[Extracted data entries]
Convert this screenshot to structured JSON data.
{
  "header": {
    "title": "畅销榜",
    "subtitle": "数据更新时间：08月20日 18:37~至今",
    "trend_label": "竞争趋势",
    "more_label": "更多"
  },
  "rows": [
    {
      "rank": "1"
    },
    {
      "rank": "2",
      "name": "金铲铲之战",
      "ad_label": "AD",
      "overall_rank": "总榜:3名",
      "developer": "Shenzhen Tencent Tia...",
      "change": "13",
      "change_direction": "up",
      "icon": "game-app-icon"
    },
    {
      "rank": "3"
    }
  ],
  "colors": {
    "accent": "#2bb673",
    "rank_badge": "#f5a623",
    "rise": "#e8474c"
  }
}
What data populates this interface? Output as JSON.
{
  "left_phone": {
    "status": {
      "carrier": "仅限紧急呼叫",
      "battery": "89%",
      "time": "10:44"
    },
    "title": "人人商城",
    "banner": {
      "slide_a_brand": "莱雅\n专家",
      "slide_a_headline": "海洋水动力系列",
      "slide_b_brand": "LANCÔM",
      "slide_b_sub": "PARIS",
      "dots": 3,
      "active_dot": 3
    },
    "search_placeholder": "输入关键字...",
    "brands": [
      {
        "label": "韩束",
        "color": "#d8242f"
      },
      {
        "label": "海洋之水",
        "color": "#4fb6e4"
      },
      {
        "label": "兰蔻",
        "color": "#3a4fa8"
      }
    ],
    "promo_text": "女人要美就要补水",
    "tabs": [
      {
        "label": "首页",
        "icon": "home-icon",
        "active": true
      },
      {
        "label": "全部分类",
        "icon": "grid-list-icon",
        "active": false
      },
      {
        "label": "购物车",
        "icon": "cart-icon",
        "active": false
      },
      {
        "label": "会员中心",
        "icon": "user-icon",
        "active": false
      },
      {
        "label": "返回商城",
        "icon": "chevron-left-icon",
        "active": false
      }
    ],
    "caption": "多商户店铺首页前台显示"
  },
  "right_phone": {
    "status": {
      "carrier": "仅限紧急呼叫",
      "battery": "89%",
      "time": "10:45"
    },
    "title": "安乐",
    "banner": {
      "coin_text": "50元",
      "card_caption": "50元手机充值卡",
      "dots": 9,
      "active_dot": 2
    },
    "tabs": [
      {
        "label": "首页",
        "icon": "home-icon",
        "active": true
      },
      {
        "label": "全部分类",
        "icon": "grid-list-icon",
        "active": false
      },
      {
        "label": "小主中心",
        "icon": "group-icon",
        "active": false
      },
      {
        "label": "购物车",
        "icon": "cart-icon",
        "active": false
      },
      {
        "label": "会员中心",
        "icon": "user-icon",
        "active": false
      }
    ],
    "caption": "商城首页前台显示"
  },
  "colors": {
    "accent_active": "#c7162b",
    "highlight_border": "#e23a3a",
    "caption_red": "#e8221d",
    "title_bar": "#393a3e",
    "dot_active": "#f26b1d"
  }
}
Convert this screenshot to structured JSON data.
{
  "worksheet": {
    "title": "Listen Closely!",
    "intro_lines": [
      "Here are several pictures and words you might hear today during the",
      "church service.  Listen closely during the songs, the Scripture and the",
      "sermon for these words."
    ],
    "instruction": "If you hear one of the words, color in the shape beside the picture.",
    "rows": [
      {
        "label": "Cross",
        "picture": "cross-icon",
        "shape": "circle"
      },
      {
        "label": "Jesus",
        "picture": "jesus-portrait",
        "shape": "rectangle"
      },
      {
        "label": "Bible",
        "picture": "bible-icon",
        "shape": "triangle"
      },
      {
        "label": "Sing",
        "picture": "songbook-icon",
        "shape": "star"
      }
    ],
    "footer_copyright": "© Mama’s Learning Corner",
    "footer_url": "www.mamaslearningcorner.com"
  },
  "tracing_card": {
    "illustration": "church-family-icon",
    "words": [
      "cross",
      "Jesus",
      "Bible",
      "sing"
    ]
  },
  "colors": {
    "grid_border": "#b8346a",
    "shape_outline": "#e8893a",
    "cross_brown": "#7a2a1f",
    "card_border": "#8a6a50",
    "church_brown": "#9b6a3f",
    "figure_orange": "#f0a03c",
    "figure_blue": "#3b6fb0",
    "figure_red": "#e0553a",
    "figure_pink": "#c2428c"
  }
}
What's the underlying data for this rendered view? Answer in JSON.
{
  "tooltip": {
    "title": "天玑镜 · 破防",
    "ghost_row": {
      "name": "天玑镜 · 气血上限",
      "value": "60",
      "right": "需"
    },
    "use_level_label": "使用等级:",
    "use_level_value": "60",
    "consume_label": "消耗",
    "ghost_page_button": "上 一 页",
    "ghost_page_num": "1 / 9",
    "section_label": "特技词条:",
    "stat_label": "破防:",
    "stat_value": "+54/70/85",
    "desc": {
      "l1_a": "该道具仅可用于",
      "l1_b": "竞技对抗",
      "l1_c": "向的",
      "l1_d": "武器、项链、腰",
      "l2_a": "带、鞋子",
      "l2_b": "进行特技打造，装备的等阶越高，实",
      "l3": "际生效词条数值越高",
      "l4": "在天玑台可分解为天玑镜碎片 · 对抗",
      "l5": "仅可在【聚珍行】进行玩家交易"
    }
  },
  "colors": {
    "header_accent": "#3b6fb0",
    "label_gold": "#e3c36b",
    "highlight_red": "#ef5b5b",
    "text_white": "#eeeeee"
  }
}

Task prompt:
Reproduce the full listing word for word.

Response to this task:
Convert this screenshot to structured JSON data.
{
  "header": {
    "title": "畅销榜",
    "subtitle": "数据更新时间：08月20日 18:37~至今",
    "trend_label": "竞争趋势",
    "more_label": "更多"
  },
  "rows": [
    {
      "rank": "1"
    },
    {
      "rank": "2",
      "name": "金铲铲之战",
      "ad_label": "AD",
      "overall_rank": "总榜:3名",
      "developer": "Shenzhen Tencent Tia...",
      "change": "13",
      "change_direction": "up",
      "icon": "game-app-icon"
    },
    {
      "rank": "3"
    }
  ],
  "colors": {
    "accent": "#2bb673",
    "rank_badge": "#f5a623",
    "rise": "#e8474c"
  }
}
What data populates this interface? Output as JSON.
{
  "left_phone": {
    "status": {
      "carrier": "仅限紧急呼叫",
      "battery": "89%",
      "time": "10:44"
    },
    "title": "人人商城",
    "banner": {
      "slide_a_brand": "莱雅\n专家",
      "slide_a_headline": "海洋水动力系列",
      "slide_b_brand": "LANCÔM",
      "slide_b_sub": "PARIS",
      "dots": 3,
      "active_dot": 3
    },
    "search_placeholder": "输入关键字...",
    "brands": [
      {
        "label": "韩束",
        "color": "#d8242f"
      },
      {
        "label": "海洋之水",
        "color": "#4fb6e4"
      },
      {
        "label": "兰蔻",
        "color": "#3a4fa8"
      }
    ],
    "promo_text": "女人要美就要补水",
    "tabs": [
      {
        "label": "首页",
        "icon": "home-icon",
        "active": true
      },
      {
        "label": "全部分类",
        "icon": "grid-list-icon",
        "active": false
      },
      {
        "label": "购物车",
        "icon": "cart-icon",
        "active": false
      },
      {
        "label": "会员中心",
        "icon": "user-icon",
        "active": false
      },
      {
        "label": "返回商城",
        "icon": "chevron-left-icon",
        "active": false
      }
    ],
    "caption": "多商户店铺首页前台显示"
  },
  "right_phone": {
    "status": {
      "carrier": "仅限紧急呼叫",
      "battery": "89%",
      "time": "10:45"
    },
    "title": "安乐",
    "banner": {
      "coin_text": "50元",
      "card_caption": "50元手机充值卡",
      "dots": 9,
      "active_dot": 2
    },
    "tabs": [
      {
        "label": "首页",
        "icon": "home-icon",
        "active": true
      },
      {
        "label": "全部分类",
        "icon": "grid-list-icon",
        "active": false
      },
      {
        "label": "小主中心",
        "icon": "group-icon",
        "active": false
      },
      {
        "label": "购物车",
        "icon": "cart-icon",
        "active": false
      },
      {
        "label": "会员中心",
        "icon": "user-icon",
        "active": false
      }
    ],
    "caption": "商城首页前台显示"
  },
  "colors": {
    "accent_active": "#c7162b",
    "highlight_border": "#e23a3a",
    "caption_red": "#e8221d",
    "title_bar": "#393a3e",
    "dot_active": "#f26b1d"
  }
}
Convert this screenshot to structured JSON data.
{
  "worksheet": {
    "title": "Listen Closely!",
    "intro_lines": [
      "Here are several pictures and words you might hear today during the",
      "church service.  Listen closely during the songs, the Scripture and the",
      "sermon for these words."
    ],
    "instruction": "If you hear one of the words, color in the shape beside the picture.",
    "rows": [
      {
        "label": "Cross",
        "picture": "cross-icon",
        "shape": "circle"
      },
      {
        "label": "Jesus",
        "picture": "jesus-portrait",
        "shape": "rectangle"
      },
      {
        "label": "Bible",
        "picture": "bible-icon",
        "shape": "triangle"
      },
      {
        "label": "Sing",
        "picture": "songbook-icon",
        "shape": "star"
      }
    ],
    "footer_copyright": "© Mama’s Learning Corner",
    "footer_url": "www.mamaslearningcorner.com"
  },
  "tracing_card": {
    "illustration": "church-family-icon",
    "words": [
      "cross",
      "Jesus",
      "Bible",
      "sing"
    ]
  },
  "colors": {
    "grid_border": "#b8346a",
    "shape_outline": "#e8893a",
    "cross_brown": "#7a2a1f",
    "card_border": "#8a6a50",
    "church_brown": "#9b6a3f",
    "figure_orange": "#f0a03c",
    "figure_blue": "#3b6fb0",
    "figure_red": "#e0553a",
    "figure_pink": "#c2428c"
  }
}
What's the underlying data for this rendered view? Answer in JSON.
{
  "tooltip": {
    "title": "天玑镜 · 破防",
    "ghost_row": {
      "name": "天玑镜 · 气血上限",
      "value": "60",
      "right": "需"
    },
    "use_level_label": "使用等级:",
    "use_level_value": "60",
    "consume_label": "消耗",
    "ghost_page_button": "上 一 页",
    "ghost_page_num": "1 / 9",
    "section_label": "特技词条:",
    "stat_label": "破防:",
    "stat_value": "+54/70/85",
    "desc": {
      "l1_a": "该道具仅可用于",
      "l1_b": "竞技对抗",
      "l1_c": "向的",
      "l1_d": "武器、项链、腰",
      "l2_a": "带、鞋子",
      "l2_b": "进行特技打造，装备的等阶越高，实",
      "l3": "际生效词条数值越高",
      "l4": "在天玑台可分解为天玑镜碎片 · 对抗",
      "l5": "仅可在【聚珍行】进行玩家交易"
    }
  },
  "colors": {
    "header_accent": "#3b6fb0",
    "label_gold": "#e3c36b",
    "highlight_red": "#ef5b5b",
    "text_white": "#eeeeee"
  }
}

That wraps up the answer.